PROBLEM
The records below are split into lines. How many of those lines contain the string "breaks"? Reply with the number only.

RECORDS SHOWN
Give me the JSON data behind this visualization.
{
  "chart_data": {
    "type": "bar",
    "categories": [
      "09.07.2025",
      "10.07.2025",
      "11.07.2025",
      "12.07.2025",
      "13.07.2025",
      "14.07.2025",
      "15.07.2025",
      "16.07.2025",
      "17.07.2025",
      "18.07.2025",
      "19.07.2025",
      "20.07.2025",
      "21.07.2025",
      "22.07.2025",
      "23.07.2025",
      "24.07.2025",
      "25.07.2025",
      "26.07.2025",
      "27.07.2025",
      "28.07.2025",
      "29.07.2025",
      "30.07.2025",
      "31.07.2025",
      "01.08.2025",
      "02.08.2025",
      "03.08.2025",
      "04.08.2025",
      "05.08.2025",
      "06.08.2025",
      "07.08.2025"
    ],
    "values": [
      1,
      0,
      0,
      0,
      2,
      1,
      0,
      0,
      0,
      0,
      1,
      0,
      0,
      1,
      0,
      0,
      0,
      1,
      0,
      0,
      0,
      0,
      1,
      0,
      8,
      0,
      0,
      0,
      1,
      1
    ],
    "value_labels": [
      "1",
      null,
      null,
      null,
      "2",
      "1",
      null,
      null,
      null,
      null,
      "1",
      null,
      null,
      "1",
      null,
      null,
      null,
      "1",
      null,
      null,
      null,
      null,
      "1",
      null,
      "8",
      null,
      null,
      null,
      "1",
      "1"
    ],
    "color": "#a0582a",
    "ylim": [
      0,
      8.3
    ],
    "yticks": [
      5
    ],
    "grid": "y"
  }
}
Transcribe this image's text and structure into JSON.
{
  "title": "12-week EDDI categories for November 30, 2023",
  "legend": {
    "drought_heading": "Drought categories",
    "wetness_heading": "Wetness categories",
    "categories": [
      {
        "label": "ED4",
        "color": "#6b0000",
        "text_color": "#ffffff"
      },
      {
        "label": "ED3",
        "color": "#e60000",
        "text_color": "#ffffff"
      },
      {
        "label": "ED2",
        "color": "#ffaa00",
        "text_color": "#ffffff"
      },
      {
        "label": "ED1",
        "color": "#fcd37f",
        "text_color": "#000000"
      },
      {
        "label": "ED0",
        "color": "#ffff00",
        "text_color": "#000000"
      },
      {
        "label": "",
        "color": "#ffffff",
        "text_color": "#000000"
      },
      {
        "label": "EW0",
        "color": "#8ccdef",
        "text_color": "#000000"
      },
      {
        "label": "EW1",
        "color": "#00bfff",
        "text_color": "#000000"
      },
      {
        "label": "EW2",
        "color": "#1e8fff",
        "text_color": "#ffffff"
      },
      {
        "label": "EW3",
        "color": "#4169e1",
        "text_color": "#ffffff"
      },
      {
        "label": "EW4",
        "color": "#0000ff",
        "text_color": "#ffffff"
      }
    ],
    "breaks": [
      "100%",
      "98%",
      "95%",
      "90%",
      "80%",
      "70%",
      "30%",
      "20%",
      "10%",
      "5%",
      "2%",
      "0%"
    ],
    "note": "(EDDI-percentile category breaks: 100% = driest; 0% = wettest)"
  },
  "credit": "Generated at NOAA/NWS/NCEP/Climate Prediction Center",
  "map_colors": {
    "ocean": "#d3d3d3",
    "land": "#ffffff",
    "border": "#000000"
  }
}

* * *

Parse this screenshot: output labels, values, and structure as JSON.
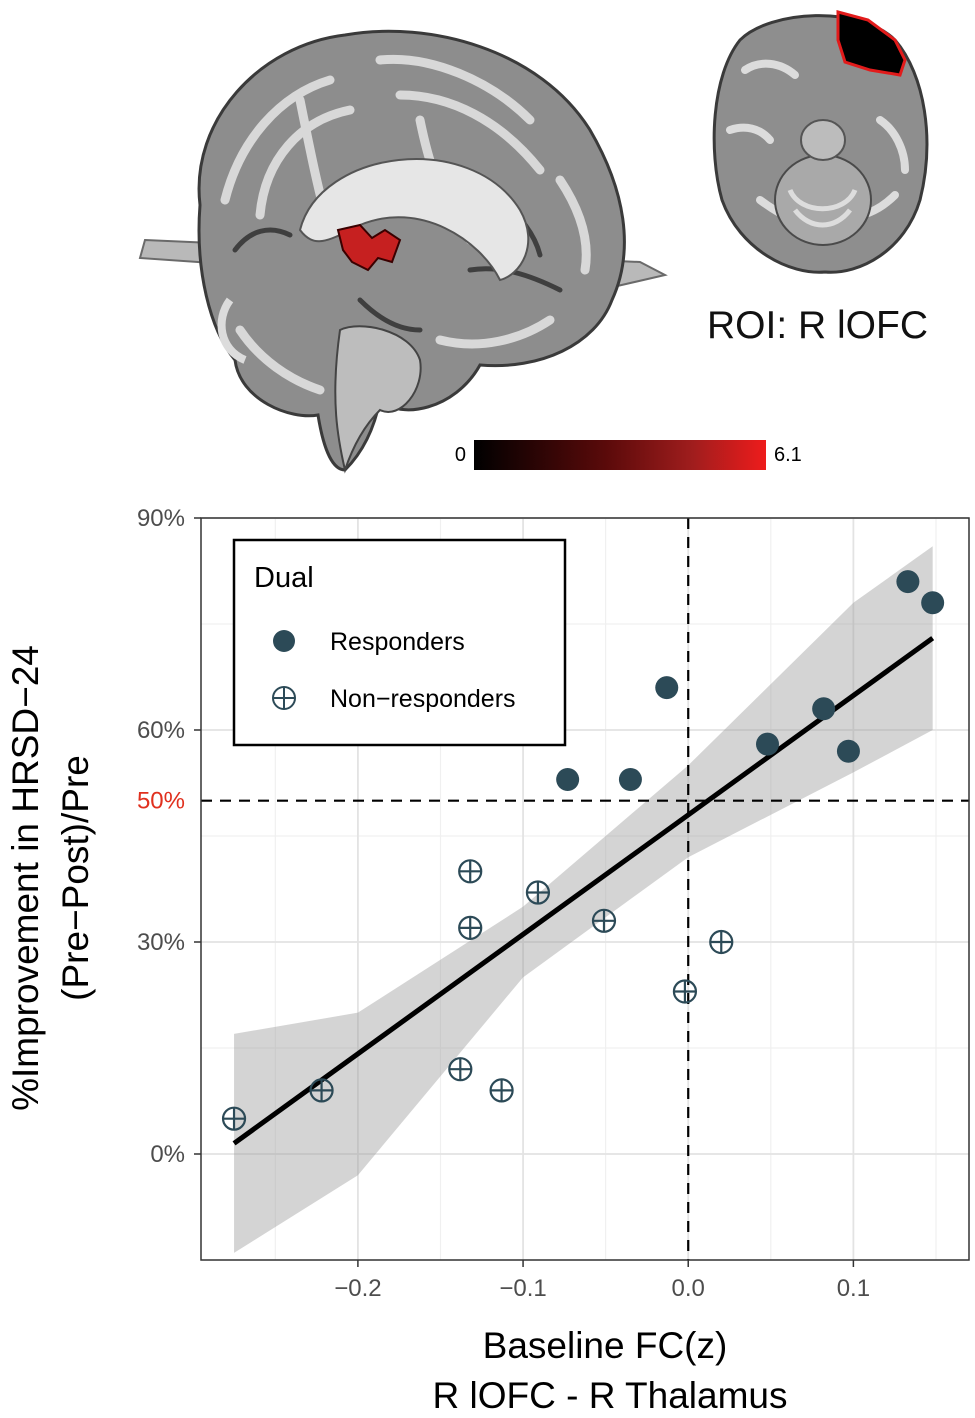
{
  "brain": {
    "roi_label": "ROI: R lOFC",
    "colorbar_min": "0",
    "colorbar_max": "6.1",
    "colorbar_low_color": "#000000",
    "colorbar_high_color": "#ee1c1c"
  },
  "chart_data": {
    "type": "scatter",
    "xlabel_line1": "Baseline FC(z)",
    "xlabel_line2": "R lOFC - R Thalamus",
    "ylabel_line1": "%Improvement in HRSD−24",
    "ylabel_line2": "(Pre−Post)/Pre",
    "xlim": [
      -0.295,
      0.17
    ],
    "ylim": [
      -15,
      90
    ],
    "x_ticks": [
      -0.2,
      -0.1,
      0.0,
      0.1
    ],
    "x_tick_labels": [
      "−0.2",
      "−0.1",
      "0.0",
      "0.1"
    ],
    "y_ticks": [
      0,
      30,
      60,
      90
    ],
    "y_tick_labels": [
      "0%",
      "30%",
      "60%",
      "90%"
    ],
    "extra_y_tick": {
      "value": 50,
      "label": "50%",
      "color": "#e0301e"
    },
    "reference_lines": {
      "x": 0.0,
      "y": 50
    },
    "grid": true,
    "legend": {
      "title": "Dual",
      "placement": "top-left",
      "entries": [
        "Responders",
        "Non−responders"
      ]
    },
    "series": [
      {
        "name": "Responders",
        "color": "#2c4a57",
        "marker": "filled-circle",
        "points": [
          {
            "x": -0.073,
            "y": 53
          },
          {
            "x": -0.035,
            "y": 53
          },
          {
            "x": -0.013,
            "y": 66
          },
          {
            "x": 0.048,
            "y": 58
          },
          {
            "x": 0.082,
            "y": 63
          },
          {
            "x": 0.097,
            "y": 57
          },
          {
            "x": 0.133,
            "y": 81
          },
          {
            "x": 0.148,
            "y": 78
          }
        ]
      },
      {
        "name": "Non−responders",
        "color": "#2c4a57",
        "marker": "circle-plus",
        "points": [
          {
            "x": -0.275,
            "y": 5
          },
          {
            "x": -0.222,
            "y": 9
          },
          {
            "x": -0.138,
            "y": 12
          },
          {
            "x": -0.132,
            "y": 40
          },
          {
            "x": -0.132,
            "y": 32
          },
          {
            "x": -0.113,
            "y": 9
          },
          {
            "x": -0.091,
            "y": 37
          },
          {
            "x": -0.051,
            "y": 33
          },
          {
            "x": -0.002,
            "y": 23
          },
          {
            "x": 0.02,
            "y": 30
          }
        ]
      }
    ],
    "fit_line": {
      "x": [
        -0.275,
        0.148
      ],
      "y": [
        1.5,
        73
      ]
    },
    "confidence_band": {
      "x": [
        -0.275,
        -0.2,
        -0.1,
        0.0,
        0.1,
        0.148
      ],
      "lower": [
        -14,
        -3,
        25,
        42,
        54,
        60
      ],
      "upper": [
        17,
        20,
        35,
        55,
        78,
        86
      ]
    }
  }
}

* * *

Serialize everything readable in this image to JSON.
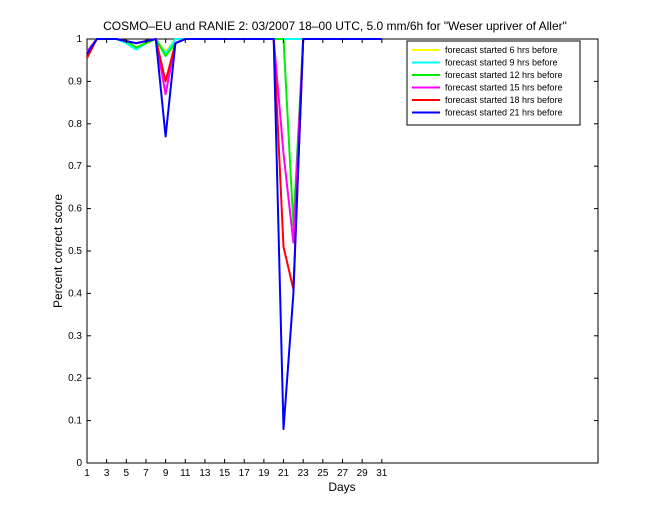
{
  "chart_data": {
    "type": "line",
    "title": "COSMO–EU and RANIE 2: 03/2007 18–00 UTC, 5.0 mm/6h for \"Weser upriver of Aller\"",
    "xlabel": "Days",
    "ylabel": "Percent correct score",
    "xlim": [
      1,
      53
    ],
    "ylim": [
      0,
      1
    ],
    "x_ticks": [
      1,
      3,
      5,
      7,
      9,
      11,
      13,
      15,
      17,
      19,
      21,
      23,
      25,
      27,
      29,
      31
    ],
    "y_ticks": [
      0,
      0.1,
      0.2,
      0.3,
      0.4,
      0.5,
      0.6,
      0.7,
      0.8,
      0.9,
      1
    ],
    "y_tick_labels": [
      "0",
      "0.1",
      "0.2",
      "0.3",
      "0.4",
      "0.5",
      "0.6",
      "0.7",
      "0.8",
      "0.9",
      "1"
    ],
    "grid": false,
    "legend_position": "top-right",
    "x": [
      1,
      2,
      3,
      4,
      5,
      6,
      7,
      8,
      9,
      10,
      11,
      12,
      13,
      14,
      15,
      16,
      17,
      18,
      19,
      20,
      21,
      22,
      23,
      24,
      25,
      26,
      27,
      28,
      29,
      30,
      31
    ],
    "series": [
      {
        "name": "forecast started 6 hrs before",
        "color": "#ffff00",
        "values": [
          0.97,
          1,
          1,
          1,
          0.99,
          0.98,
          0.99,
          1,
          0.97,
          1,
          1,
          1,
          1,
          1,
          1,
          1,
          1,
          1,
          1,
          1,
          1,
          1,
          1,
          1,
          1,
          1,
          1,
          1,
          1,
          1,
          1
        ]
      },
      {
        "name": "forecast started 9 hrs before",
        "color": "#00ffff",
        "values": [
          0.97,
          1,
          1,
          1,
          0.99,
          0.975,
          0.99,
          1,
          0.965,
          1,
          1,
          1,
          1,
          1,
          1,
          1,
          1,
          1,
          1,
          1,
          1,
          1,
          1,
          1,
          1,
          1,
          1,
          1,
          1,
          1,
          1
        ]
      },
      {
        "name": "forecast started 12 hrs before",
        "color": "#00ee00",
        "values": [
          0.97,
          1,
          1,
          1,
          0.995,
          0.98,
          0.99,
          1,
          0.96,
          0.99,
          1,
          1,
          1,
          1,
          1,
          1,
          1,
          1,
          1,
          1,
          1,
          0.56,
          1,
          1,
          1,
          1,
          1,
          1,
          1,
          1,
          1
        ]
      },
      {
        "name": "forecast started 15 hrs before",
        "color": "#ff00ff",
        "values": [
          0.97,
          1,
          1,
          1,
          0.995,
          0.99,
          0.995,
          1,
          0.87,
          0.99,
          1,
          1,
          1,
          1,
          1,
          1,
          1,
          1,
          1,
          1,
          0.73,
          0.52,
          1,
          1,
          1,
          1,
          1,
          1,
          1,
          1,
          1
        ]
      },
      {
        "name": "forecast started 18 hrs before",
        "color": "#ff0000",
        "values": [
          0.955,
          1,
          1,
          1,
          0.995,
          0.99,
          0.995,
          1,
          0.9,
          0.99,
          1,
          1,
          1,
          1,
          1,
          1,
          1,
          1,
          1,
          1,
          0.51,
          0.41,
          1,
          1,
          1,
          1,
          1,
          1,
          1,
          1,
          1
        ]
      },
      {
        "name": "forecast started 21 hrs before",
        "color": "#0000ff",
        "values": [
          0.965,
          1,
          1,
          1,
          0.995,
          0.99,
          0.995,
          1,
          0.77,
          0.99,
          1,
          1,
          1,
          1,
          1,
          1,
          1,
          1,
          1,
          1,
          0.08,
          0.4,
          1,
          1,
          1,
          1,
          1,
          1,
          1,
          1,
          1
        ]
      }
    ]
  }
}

FINISHED TASK
2